=== TASK MATERIAL ===
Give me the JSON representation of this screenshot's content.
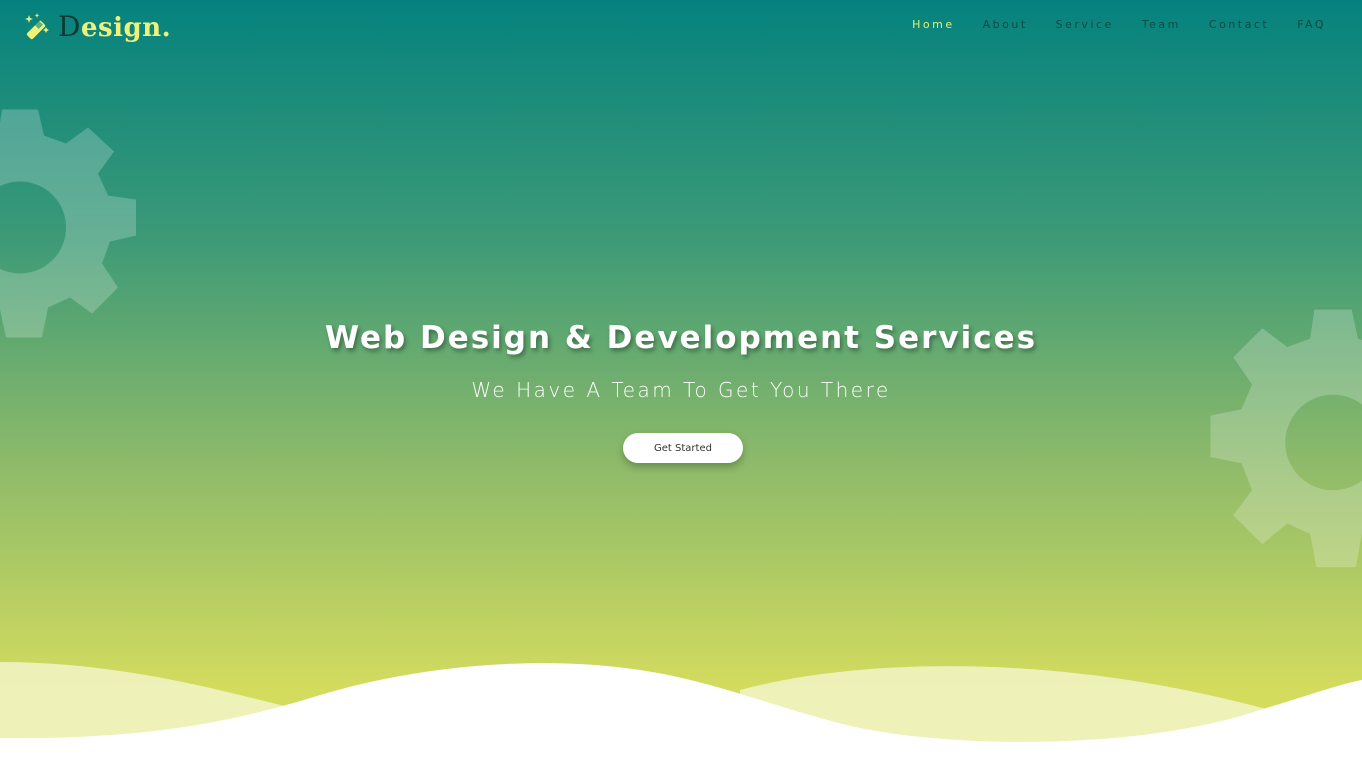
{
  "brand": {
    "logo_first_letter": "D",
    "logo_rest": "esign.",
    "logo_icon": "magic-wand-icon",
    "accent_color": "#e6ef6a"
  },
  "nav": {
    "items": [
      {
        "label": "Home",
        "active": true
      },
      {
        "label": "About",
        "active": false
      },
      {
        "label": "Service",
        "active": false
      },
      {
        "label": "Team",
        "active": false
      },
      {
        "label": "Contact",
        "active": false
      },
      {
        "label": "FAQ",
        "active": false
      }
    ]
  },
  "hero": {
    "title": "Web Design & Development Services",
    "subtitle": "We Have A Team To Get You There",
    "cta_label": "Get Started",
    "decor_icon": "gear-icon"
  },
  "colors": {
    "gradient_top": "#05827e",
    "gradient_bottom": "#d6dd5d",
    "wave": "#ffffff"
  }
}
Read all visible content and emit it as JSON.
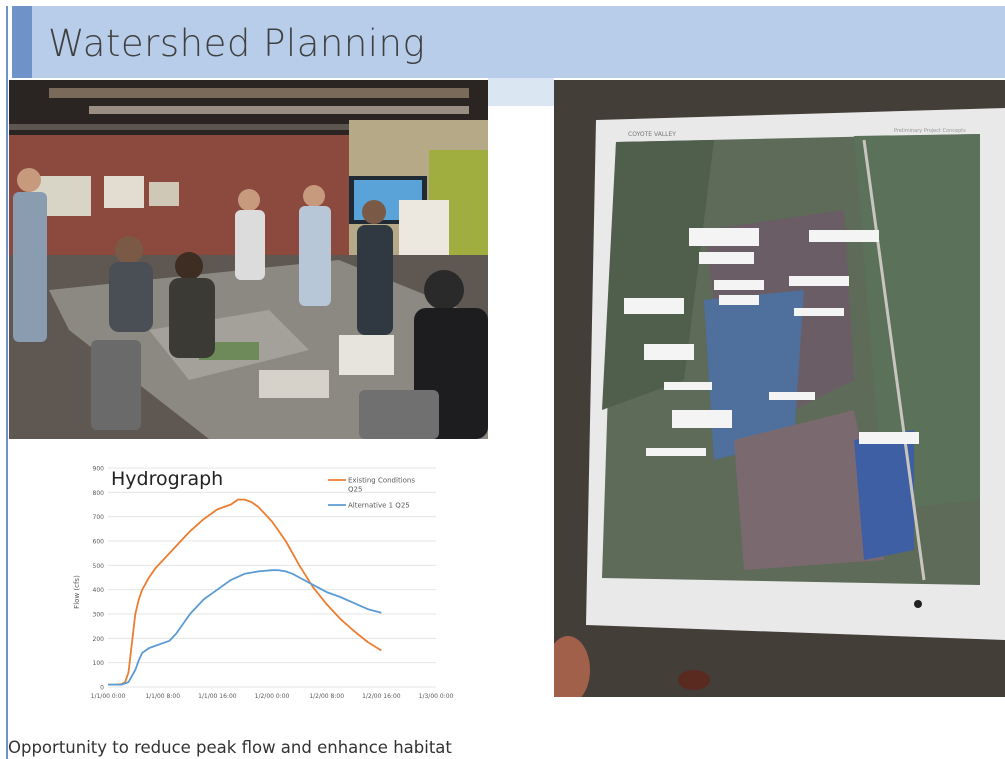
{
  "slide": {
    "title": "Watershed Planning",
    "caption": "Opportunity to reduce peak flow and enhance habitat",
    "colors": {
      "title_bar": "#b7cdea",
      "accent": "#6f93c8"
    }
  },
  "meeting_photo": {
    "subject": "workshop-meeting-photo"
  },
  "map_photo": {
    "header": "COYOTE VALLEY",
    "header_right": "Preliminary Project Concepts"
  },
  "chart_data": {
    "type": "line",
    "title": "Hydrograph",
    "xlabel": "",
    "ylabel": "Flow (cfs)",
    "ylim": [
      0,
      900
    ],
    "yticks": [
      0,
      100,
      200,
      300,
      400,
      500,
      600,
      700,
      800,
      900
    ],
    "xticks": [
      "1/1/00 0:00",
      "1/1/00 8:00",
      "1/1/00 16:00",
      "1/2/00 0:00",
      "1/2/00 8:00",
      "1/2/00 16:00",
      "1/3/00 0:00"
    ],
    "xlim": [
      0,
      48
    ],
    "grid": true,
    "legend": "top-right",
    "series": [
      {
        "name": "Existing Conditions Q25",
        "color": "#ed7d31",
        "x": [
          0,
          1,
          2,
          2.5,
          3,
          3.5,
          4,
          4.5,
          5,
          6,
          7,
          8,
          10,
          12,
          14,
          16,
          18,
          19,
          20,
          21,
          22,
          24,
          26,
          28,
          30,
          32,
          34,
          36,
          38,
          40
        ],
        "y": [
          10,
          10,
          12,
          20,
          60,
          180,
          300,
          360,
          400,
          450,
          490,
          520,
          580,
          640,
          690,
          730,
          750,
          770,
          770,
          760,
          740,
          680,
          600,
          500,
          410,
          340,
          280,
          230,
          185,
          150
        ]
      },
      {
        "name": "Alternative 1 Q25",
        "color": "#5b9bd5",
        "x": [
          0,
          2,
          3,
          4,
          4.5,
          5,
          6,
          7,
          8,
          9,
          10,
          12,
          14,
          16,
          18,
          20,
          22,
          24,
          25,
          26,
          27,
          28,
          30,
          32,
          34,
          36,
          38,
          40
        ],
        "y": [
          10,
          10,
          20,
          70,
          110,
          140,
          160,
          170,
          180,
          190,
          220,
          300,
          360,
          400,
          440,
          465,
          475,
          480,
          480,
          475,
          465,
          450,
          420,
          390,
          370,
          345,
          320,
          305
        ]
      }
    ]
  }
}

=== EXERCISE REQUIREMENTS ===
From the entries above, return each line with the word "icon" in it.

=== EXERCISE SOLUTION ===
    "logo_icon": "magic-wand-icon",
    "decor_icon": "gear-icon"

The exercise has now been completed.